#### [Travail demandé]
1) Extrayez du texte sur les utopies mondialistes le passage qui commence par « Gilson refermait son » et se poursuit jusqu'à « en millénarisme immanentiste. ».
2) Répondez à ces questions d'après le texte sur les utopies mondialistes :
(a) En quelle année parut la Cité du soleil de Campanella ?
(b) Quel éditeur publia en 1952 le livre de Gilson ?
(c) Sur quel auteur Gilson refermait-il son tableau ?
=== Extrait à lire ===
Numéro 132 : Convergences mondialistes
Unifier le monde en une Cité idéale est une idée récurrente dans l’histoire moderne, prise entre la nostalgie de l’unité perdue de la Chrétienté médiévale et le secret désir de reconstruire la Tour de Babel. Au 13ème siècle, ce fut le moine anglais Roger Bacon qui proposa de revenir à l’unité du monde par la foi commune, mais en résorbant tout ordre politique naturel dans une Église-État. Par la suite, Dante, considérant que la paix était le bien le plus nécessaire à la vie et au progrès de l’homme, proposa un empire universel dirigé par un monarque unique, pendant du pape pour le domaine temporel et, quoique chrétien, pleinement indépendant de lui. Puis vint Nicolas de Cues, avec son traité Depace fidei (1454), œcuménique ou plutôt syncrétiste, cherchant l’unité du monde par la paix des religions, la résorption des contradictions entre les croyances, qu’il jugeait superficielles, dans une compréhension supérieure de la foi chrétienne. Campanella annoncera ensuite, dans sa Cité du soleil (1623), une transformation de l’Église en organisation rationnelle, quasi communiste, de tous les peuples, sous la direction d’une monarchie universelle…
Étienne Gilson fit de cette succession utopique la matière d’un livre, Les métamorphoses de la cité de Dieu (Vrin, 1952, opportunément republié en 2005), montrant la pérennité de ce désir unitaire, et la manière dont, parallèlement à l’avènement du déisme, puis de l’athéisme moderne, celui-ci est passé d’une interprétation erronée de la Cité de Dieu, qui chez saint Augustin indique avant tout une disposition de l’âme, à la prétention d’unifier la Planète sous la coupe d’un pouvoir unique, sans autre religion que celle d’une Humanité idolâtre d’elle-même. Les Lumières et leurs suites vérifieront cette évolution, avec l’abbé de Saint-Pierre et Leibnitz, mais surtout avec Kant, auquel curieusement Gilson ne prête pas d’attention bien qu’il s’agisse du principal apôtre d’un « État cosmopolitique universel ». Il est vrai que l’ensemble du système kantien reposant sur l’individu législateur de sa propre morale, un tel État n’est en réalité qu’un terme ultime de la croissance progressive de la moralité ainsi conçue, un pacte de paix entre citoyens du monde devenus raisonnables, facilité par l’adoption générale d’une constitution républicaine — autrement dit « éclairée », quelle que soit sa forme institutionnelle — dans chaque pays. La « république du genre humain » du révolutionnaire Anacharsis Cloots représente la version grossière et surtout impatiente de cette utopie tout intellectuelle.
Gilson refermait son tableau sur Auguste Comte, l’apôtre du positivisme et de la religion de l’Humanité. L’utopie mondialiste apparaît bien ainsi comme une hérésie chrétienne s’achevant en millénarisme immanentiste.
=== Lignes de données ===
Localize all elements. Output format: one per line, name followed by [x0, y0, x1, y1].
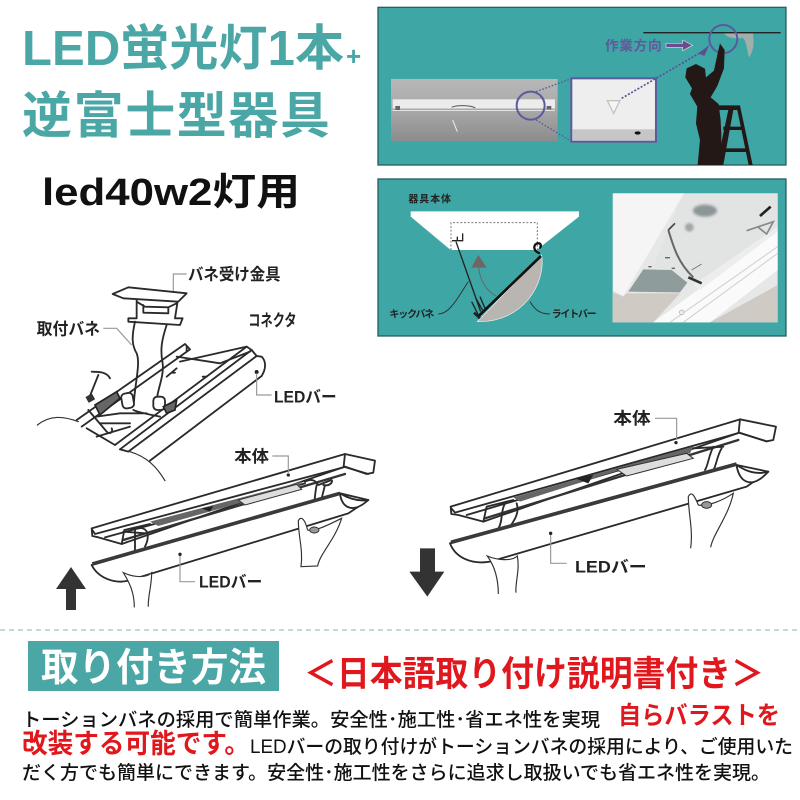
===
=== Lignes de données ===
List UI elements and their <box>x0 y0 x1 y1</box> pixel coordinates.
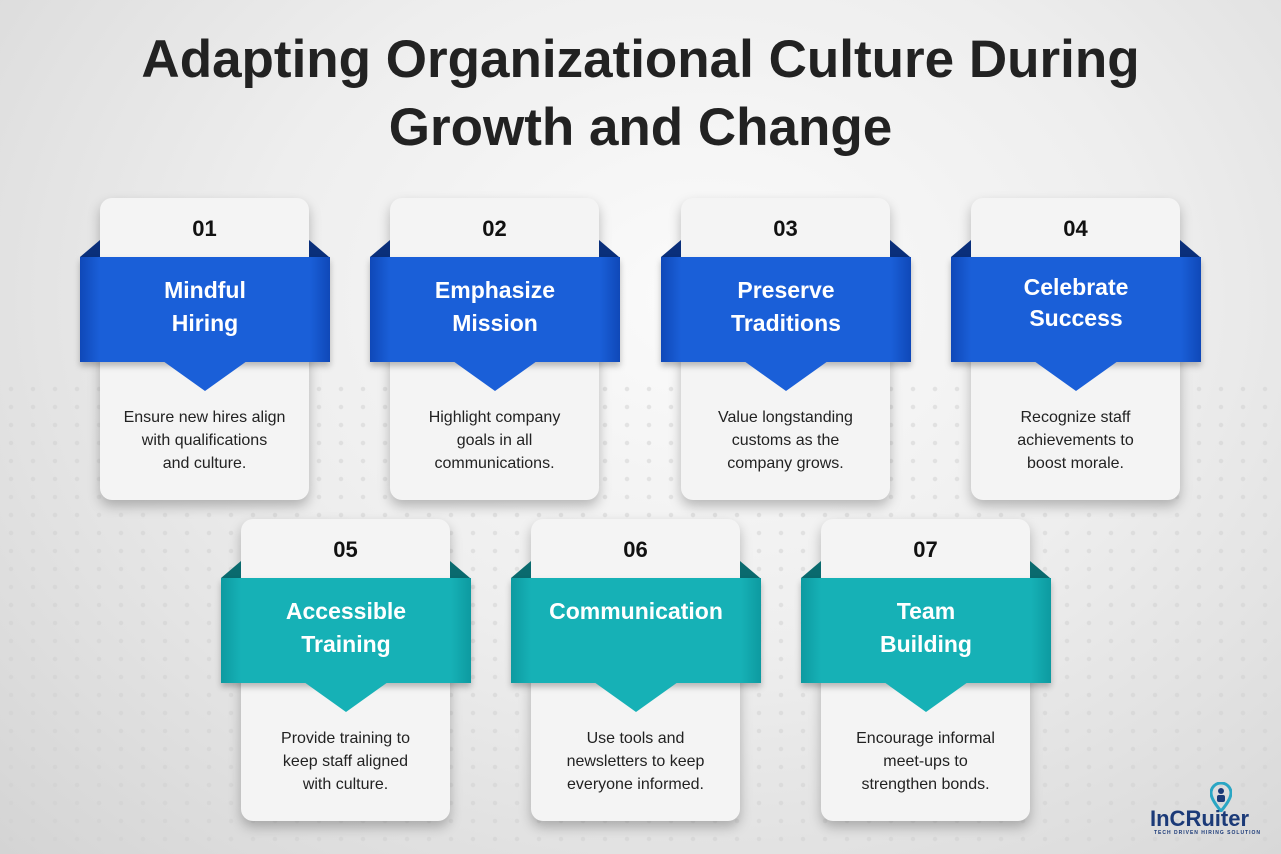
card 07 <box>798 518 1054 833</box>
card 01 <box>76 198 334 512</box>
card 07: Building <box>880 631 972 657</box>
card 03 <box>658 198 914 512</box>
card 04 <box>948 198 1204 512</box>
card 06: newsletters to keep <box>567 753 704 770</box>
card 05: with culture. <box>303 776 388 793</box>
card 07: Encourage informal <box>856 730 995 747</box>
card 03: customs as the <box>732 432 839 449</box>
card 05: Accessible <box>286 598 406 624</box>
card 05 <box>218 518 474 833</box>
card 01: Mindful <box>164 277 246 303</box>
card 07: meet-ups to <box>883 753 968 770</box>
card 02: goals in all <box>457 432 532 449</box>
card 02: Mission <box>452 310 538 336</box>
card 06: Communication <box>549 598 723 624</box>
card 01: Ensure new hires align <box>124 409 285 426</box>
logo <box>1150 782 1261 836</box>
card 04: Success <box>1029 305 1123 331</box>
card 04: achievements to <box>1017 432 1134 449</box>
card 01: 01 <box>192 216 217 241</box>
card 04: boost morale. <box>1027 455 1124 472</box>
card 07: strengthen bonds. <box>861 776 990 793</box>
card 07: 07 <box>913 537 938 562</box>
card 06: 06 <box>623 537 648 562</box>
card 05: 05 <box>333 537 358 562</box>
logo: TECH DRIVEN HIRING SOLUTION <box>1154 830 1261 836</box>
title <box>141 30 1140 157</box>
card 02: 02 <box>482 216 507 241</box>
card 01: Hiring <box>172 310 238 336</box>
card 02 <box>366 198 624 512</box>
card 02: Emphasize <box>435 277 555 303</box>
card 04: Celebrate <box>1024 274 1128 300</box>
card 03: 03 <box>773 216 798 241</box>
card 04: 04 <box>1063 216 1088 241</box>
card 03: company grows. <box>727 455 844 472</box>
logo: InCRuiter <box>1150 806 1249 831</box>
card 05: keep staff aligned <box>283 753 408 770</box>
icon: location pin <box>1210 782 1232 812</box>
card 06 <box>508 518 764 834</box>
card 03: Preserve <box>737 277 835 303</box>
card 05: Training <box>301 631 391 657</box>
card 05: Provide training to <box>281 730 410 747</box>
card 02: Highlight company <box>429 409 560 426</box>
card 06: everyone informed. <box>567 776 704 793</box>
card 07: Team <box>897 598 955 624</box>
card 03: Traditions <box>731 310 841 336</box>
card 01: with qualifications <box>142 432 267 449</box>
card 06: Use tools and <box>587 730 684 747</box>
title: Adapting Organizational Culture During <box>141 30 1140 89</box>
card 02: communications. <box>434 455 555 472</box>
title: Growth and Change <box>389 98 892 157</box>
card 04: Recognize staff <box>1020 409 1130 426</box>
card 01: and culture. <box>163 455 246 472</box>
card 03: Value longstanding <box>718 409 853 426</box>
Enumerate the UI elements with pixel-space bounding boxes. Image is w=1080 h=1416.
===
#### [Réponses attendues]
1)
Gilson refermait son tableau sur Auguste Comte, l’apôtre du positivisme et de la religion de l’Humanité. L’utopie mondialiste apparaît bien ainsi comme une hérésie chrétienne s’achevant en millénarisme immanentiste.

2)
(a) En 1623.
(b) Vrin.
(c) Auguste Comte.